** GIVEN RECORDS **
--------------------------------

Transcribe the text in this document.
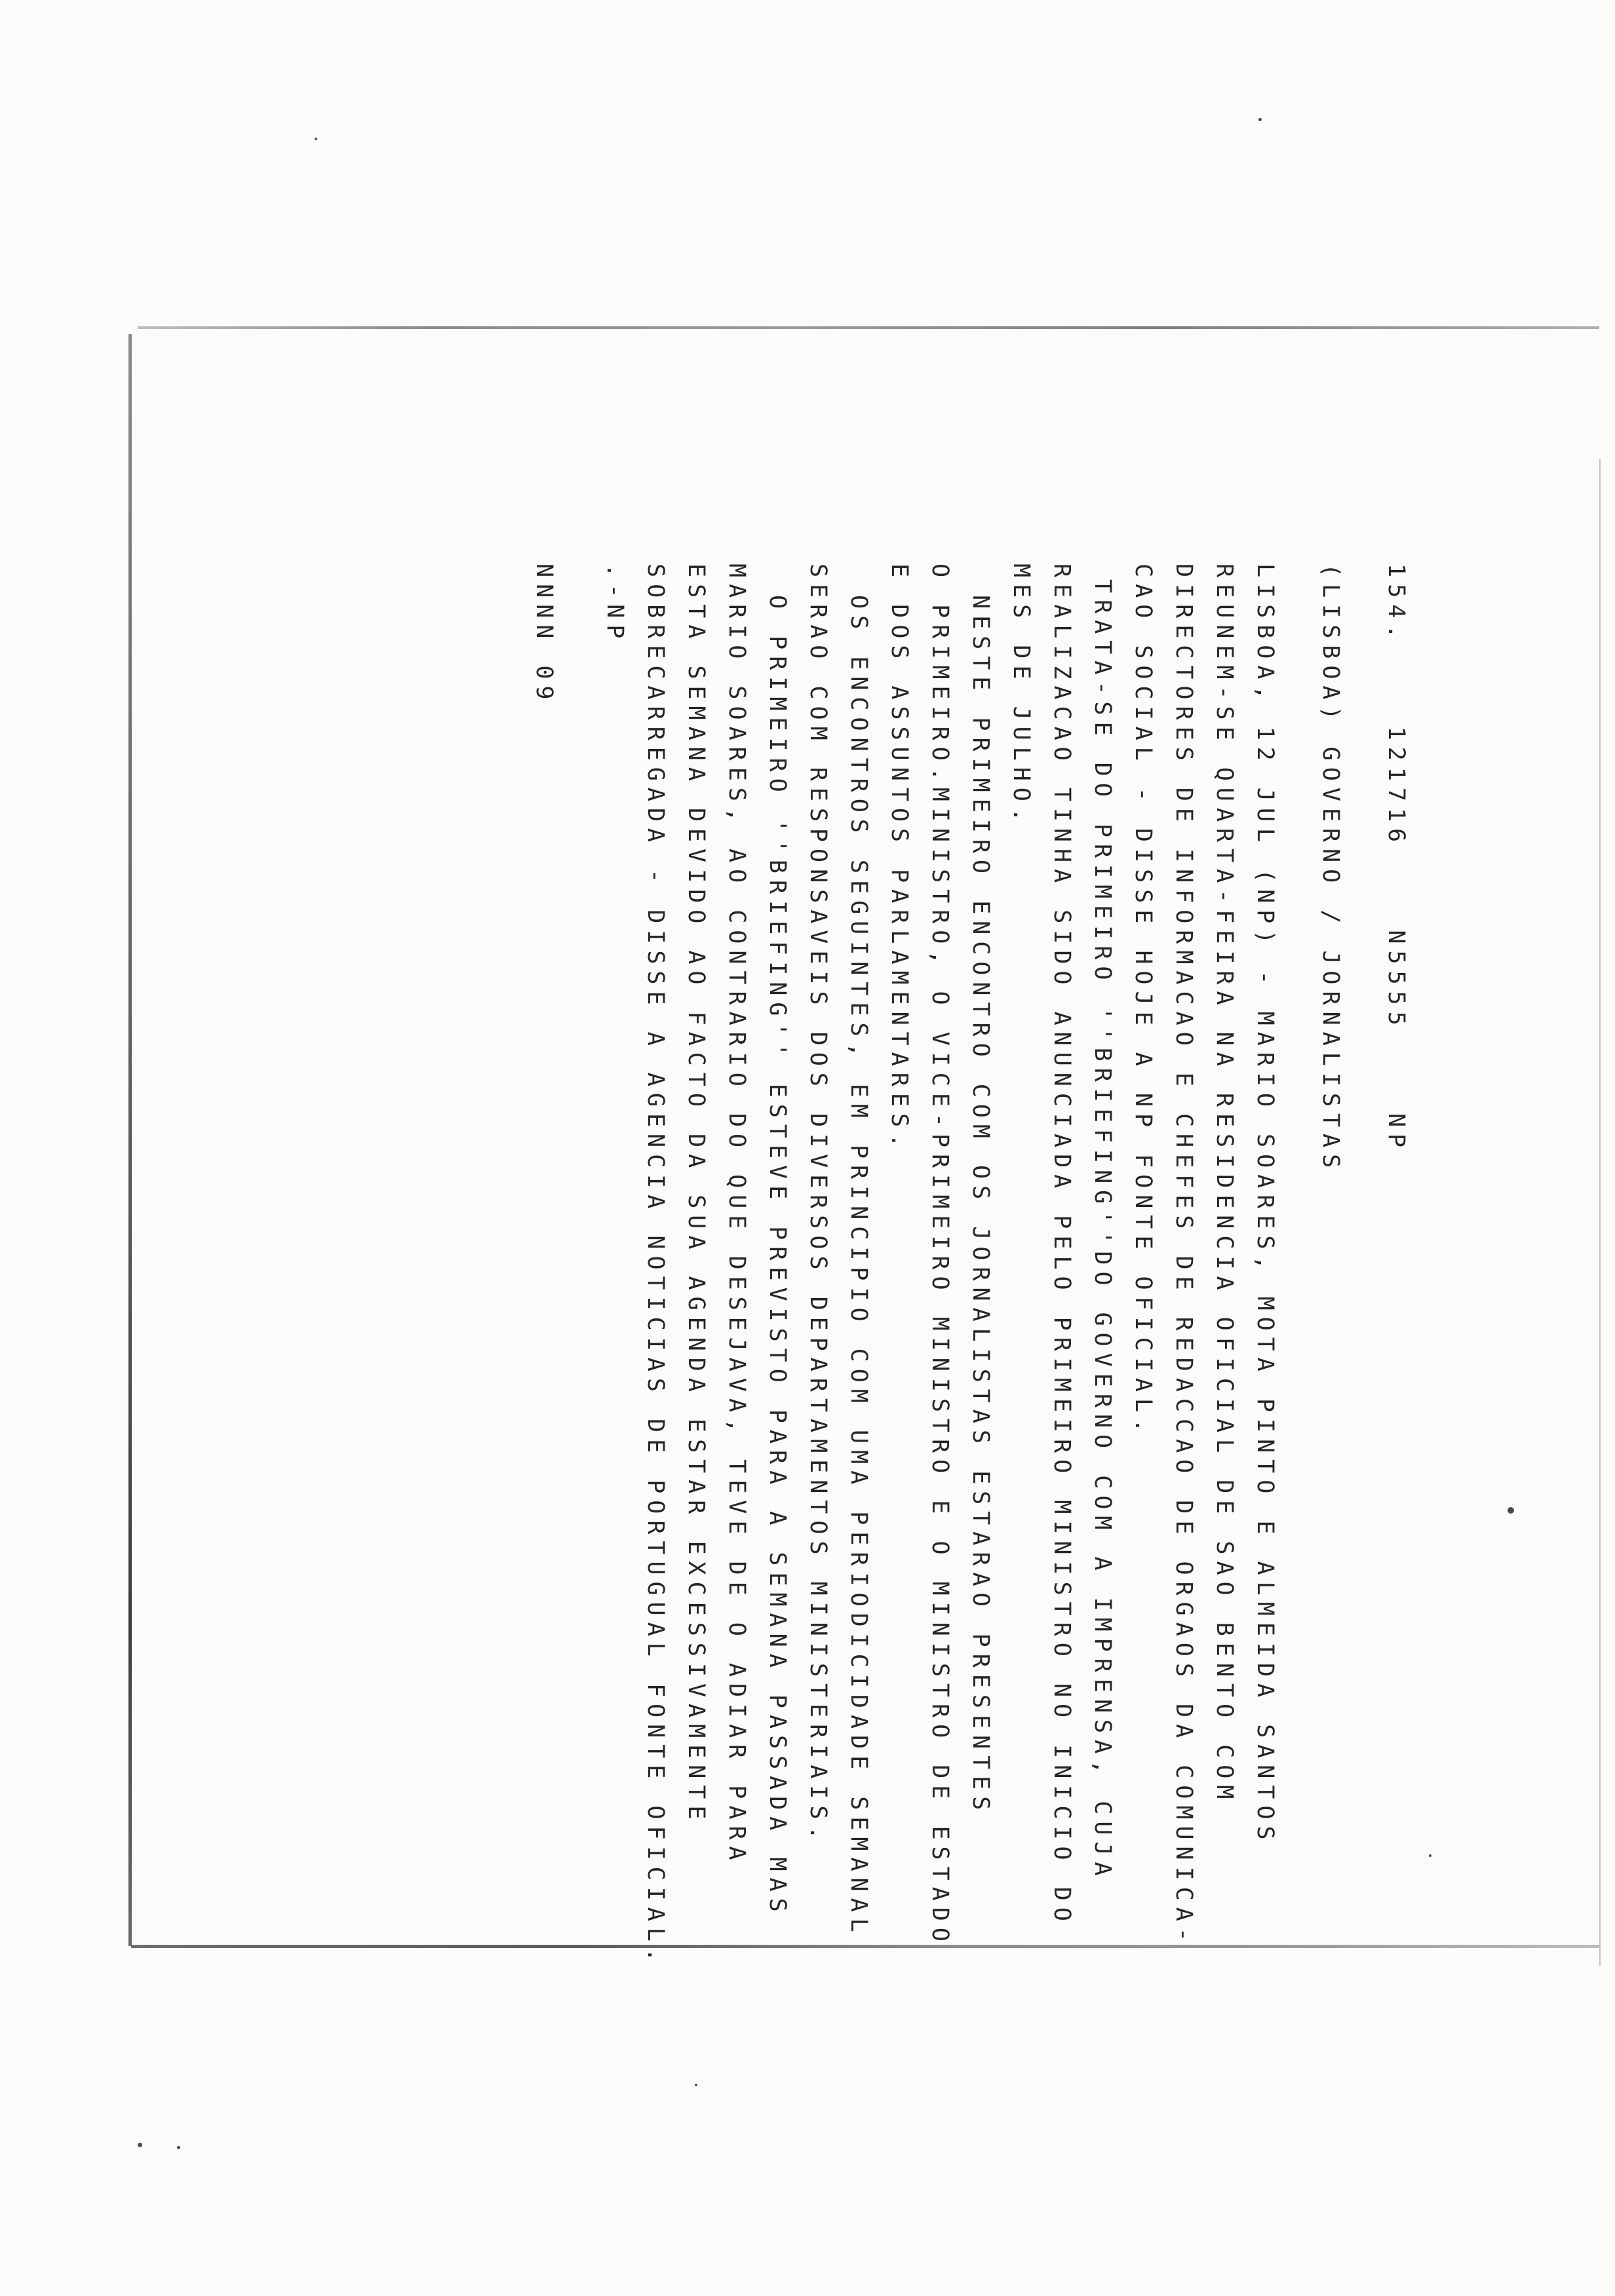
154.    121716    N5555    NP
(LISBOA) GOVERNO / JORNALISTAS
LISBOA, 12 JUL (NP) - MARIO SOARES, MOTA PINTO E ALMEIDA SANTOS
REUNEM-SE QUARTA-FEIRA NA RESIDENCIA OFICIAL DE SAO BENTO COM
DIRECTORES DE INFORMACAO E CHEFES DE REDACCAO DE ORGAOS DA COMUNICA-
CAO SOCIAL - DISSE HOJE A NP FONTE OFICIAL.
TRATA-SE DO PRIMEIRO ''BRIEFING''DO GOVERNO COM A IMPRENSA, CUJA
REALIZACAO TINHA SIDO ANUNCIADA PELO PRIMEIRO MINISTRO NO INICIO DO
MES DE JULHO.
NESTE PRIMEIRO ENCONTRO COM OS JORNALISTAS ESTARAO PRESENTES
O PRIMEIRO.MINISTRO, O VICE-PRIMEIRO MINISTRO E O MINISTRO DE ESTADO
E DOS ASSUNTOS PARLAMENTARES.
OS ENCONTROS SEGUINTES, EM PRINCIPIO COM UMA PERIODICIDADE SEMANAL
SERAO COM RESPONSAVEIS DOS DIVERSOS DEPARTAMENTOS MINISTERIAIS.
O PRIMEIRO ''BRIEFING'' ESTEVE PREVISTO PARA A SEMANA PASSADA MAS
MARIO SOARES, AO CONTRARIO DO QUE DESEJAVA, TEVE DE O ADIAR PARA
ESTA SEMANA DEVIDO AO FACTO DA SUA AGENDA ESTAR EXCESSIVAMENTE
SOBRECARREGADA - DISSE A AGENCIA NOTICIAS DE PORTUGUAL FONTE OFICIAL.
.-NP
NNNN 09
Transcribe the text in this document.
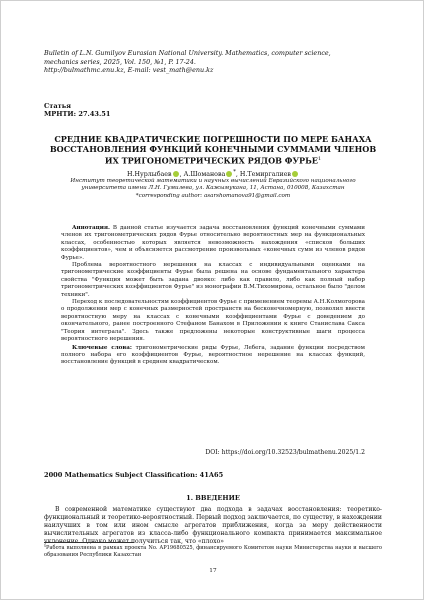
Bulletin of L.N. Gumilyov Eurasian National University. Mathematics, computer science,
mechanics series, 2025, Vol. 150, №1, P. 17-24.
http://bulmathmc.enu.kz, E-mail: vest_math@enu.kz
Статья
МРНТИ: 27.43.51
СРЕДНИЕ КВАДРАТИЧЕСКИЕ ПОГРЕШНОСТИ ПО МЕРЕ БАНАХА ВОССТАНОВЛЕНИЯ ФУНКЦИЙ КОНЕЧНЫМИ СУММАМИ ЧЛЕНОВ ИХ ТРИГОНОМЕТРИЧЕСКИХ РЯДОВ ФУРЬЕ$^1$
Н.Нурлыбаев , А.Шоманова *, Н.Темиргалиев
Институт теоретической математики и научных вычислений Евразийского национального
университета имени Л.Н. Гумилева, ул. Кажымукана, 11, Астана, 010008, Казахстан
*corresponding author: asarshomanova91@gmail.com

Аннотация. В данной статье изучается задача восстановления функций конечными суммами членов их тригонометрических рядов Фурье относительно вероятностных мер на функциональных классах, особенностью которых является невозможность нахождения «списков больших коэффициентов», чем и объясняется рассмотрение произвольных «конечных сумм из членов рядов Фурье».

Проблема вероятностного нерешения на классах с индивидуальными оценками на тригонометрические коэффициенты Фурье была решена на основе фундаментального характера свойства "Функция может быть задана двояко: либо как правило, либо как полный набор тригонометрических коэффициентов Фурье" из монографии В.М.Тихомирова, остальное было "делом техники".

Переход к последовательностям коэффициентов Фурье с применением теоремы А.Н.Колмогорова о продолжении мер с конечных размерностей пространств на бесконечномерную, позволил ввести вероятностную меру на классах с конечными коэффициентами Фурье с доведением до окончательного, ранее построенного Стефаном Банахом в Приложении к книге Станислава Сакса "Теория интеграла". Здесь также предложены некоторые конструктивные шаги процесса вероятностного нерешения.

Ключевые слова: тригонометрические ряды Фурье, Лебега, задание функции посредством полного набора его коэффициентов Фурье, вероятностное нерешение на классах функций, восстановление функций в среднем квадратическом.

DOI: https://doi.org/10.32523/bulmathenu.2025/1.2
2000 Mathematics Subject Classification: 41A65
1. ВВЕДЕНИЕ

В современной математике существуют два подхода в задачах восстановления: теоретико-функциональный и теоретико-вероятностный. Первый подход заключается, по существу, в нахождении наилучших в том или ином смысле агрегатов приближения, когда за меру действенности вычислительных агрегатов из класса-либо функционального компакта принимается максимальное уклонение. Однако может получиться так, что «плохо»

¹Работа выполнена в рамках проекта No. AP19680525, финансируемого Комитетом науки Министерства науки и высшего образования Республики Казахстан
17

--------------------------------

Using the records above, copy each line that contains "Казахстан".

** WRITTEN REPLY **
университета имени Л.Н. Гумилева, ул. Кажымукана, 11, Астана, 010008, Казахстан
¹Работа выполнена в рамках проекта No. AP19680525, финансируемого Комитетом науки Министерства науки и высшего образования Республики Казахстан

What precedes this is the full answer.